EXERCISE BRIEF →
Continue the court opinion in City of Miami Beach v. Smith below, starting right after its final sentence.

---------- TEXT PROVIDED ----------

City of Miami Beach v. Smith
This text of 251 So. 2d 290 (City of Miami Beach v. Smith) is published on Counsel Stack Legal Research, covering District Court of Appeal of Florida primary law. Counsel Stack provides free access to over 12 million legal documents including statutes, case law, regulations, and constitutions.
Opinion
This appeal is by the respondents below from a judgment granting a peremptory writ of mandamus.
On April 14, 1970, the appellees petitioned the circuit court of Dade County for a writ of mandamus, naming as respondents the City of Miami Beach, its mayor, councilmen and clerk, and an alternative writ of mandamus was issued thereon.
By incorporation of the allegations of the petition, it was alleged by the alternative writ that the petitioner-plaintiffs had submitted to the city council at a formal meeting thereof a petition for an amendment to the charter of the City of Miami Beach, signed by the number or percentage of qualified electors of the city sufficient to require submission of the proposed charter amendment to the electors on an election, pursuant to provision therefor in the Home Rule charter of Metropolitan Dade County;1 that the governing body of the city, [292]*292contrary to their clear legal duty, had failed and refused to so proceed. Attached to the alternative writ (by its incorporation of the petition) was a copy of the circulated amendment petition, which proposed amendment of the charter of the City of Miami Beach to provide six designated districts in the city with provision for election of one councilman from each of the districts. Appended thereto was a map or chart of the city showing the respective areas thereof which the six districts would comprise. The alternative writ commanded the respondents to accept the petition for amendment, and if ten percent or more of the qualified electors of the city were certified to have signed the same, to submit the proposed amendment to the electors of the city at an election to be held as provided by law, or show cause on or before a return date therein fixed why a peremptory writ of mandamus so commanding should not issue.

---------- SUPPLIED INFORMATION ----------

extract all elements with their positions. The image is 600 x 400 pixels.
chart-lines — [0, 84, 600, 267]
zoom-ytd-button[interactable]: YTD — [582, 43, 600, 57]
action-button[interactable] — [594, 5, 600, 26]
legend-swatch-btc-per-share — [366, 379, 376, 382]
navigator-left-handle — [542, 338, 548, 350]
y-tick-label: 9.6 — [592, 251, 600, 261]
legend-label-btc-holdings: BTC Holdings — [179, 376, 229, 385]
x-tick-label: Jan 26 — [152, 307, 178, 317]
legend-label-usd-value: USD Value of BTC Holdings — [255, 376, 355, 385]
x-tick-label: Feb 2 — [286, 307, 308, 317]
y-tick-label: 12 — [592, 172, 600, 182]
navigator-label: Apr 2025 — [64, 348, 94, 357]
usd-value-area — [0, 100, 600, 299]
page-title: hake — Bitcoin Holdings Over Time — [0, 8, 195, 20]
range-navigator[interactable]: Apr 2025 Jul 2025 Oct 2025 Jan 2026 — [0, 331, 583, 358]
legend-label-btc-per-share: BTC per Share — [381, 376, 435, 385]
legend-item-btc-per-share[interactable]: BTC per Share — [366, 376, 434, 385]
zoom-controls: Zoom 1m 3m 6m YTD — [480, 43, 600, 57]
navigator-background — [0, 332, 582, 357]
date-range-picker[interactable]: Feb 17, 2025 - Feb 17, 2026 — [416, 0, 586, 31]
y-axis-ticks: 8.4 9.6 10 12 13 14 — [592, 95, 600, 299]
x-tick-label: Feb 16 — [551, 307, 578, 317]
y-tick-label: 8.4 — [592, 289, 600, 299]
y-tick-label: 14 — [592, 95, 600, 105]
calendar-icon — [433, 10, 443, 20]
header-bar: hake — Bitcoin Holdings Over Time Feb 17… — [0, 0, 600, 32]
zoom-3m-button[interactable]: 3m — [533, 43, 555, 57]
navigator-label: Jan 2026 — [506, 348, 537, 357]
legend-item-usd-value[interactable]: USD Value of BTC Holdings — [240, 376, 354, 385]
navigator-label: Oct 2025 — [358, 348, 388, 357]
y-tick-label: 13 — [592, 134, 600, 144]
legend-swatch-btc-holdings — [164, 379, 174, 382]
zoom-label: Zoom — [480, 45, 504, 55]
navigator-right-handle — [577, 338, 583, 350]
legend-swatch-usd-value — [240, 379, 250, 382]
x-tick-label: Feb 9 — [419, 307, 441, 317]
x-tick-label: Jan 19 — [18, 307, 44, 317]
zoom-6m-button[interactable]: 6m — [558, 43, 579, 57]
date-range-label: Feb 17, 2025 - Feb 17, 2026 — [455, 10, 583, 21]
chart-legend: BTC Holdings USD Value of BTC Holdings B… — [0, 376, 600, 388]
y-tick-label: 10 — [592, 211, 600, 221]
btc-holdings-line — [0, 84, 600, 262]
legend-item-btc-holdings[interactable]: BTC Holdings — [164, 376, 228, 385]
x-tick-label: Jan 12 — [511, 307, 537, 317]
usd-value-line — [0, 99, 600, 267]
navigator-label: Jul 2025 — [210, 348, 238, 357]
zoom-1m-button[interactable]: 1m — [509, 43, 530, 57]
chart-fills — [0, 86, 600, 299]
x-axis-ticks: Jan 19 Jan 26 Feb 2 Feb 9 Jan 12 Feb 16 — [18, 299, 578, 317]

----------

ANSWER FOR THIS EXERCISE →
A motion of respondents to quash the alternative writ was heard and denied. Thereupon the respondents answered, in general denying the allegations of the alternative writ. By an amendment to the answer respondents submitted as a defense the assertion that the feature of the proposed amendment to the charter, which would operate to replace councilmen currently serving by those to be elected pursuant to the amendment, would in effect constitute a recall of the former, without there having been followed the steps and procedure contained in the city charter for a recall election.
Following trial before the court the judgment here appealed was entered in favor of the plaintiffs on January 21, 1971. Therein the trial court granted a peremptory writ of mandamus.2
The contentions presented by the appellants are that the trial court erred in .entering the judgment for the plaintiffs and in issuing a peremptory writ of mandamus, and that the court erred in sustaining objections of plaintiffs to certain evidence offered by respondents, and in rejecting respondents’ contentions of invalidity and insufficency of the amendatory petition.
Upon examination of the record and briefs and with the benefit of argument of counsel for the parties we conclude that the contentions presented by the appellants are without merit, and that the judgment appealed from should be affirmed.
The trial court was not in error in rejecting the respondents’ contention that the amendatory petition was insufficient or invalid. While it would have been proper for the trial court to have rejected the petition as a basis for amendment if it had appeared by the petition on its face that the matter to be enacted by the amendment, if accepted by the electorate, would have been unconstitutional or prohibited [293]*293by law,3 it did not appear from this petition on its face that the amendment proposed would be unconstitutional or otherwise prohibited by law. Single-member districting is not improper and does not violate the one man one vote rule.4
The feature of the amendment that if it should become effective councilmen elected thereunder would replace those then so serving, does not render the proposed amendment invalid.5
The city argued that the failure to file the mandamus more promptly should have caused the trial court to reject the action because it must be assumed there have been population changes and shifts within districts during the period. We do not regard that argument to be conclusive.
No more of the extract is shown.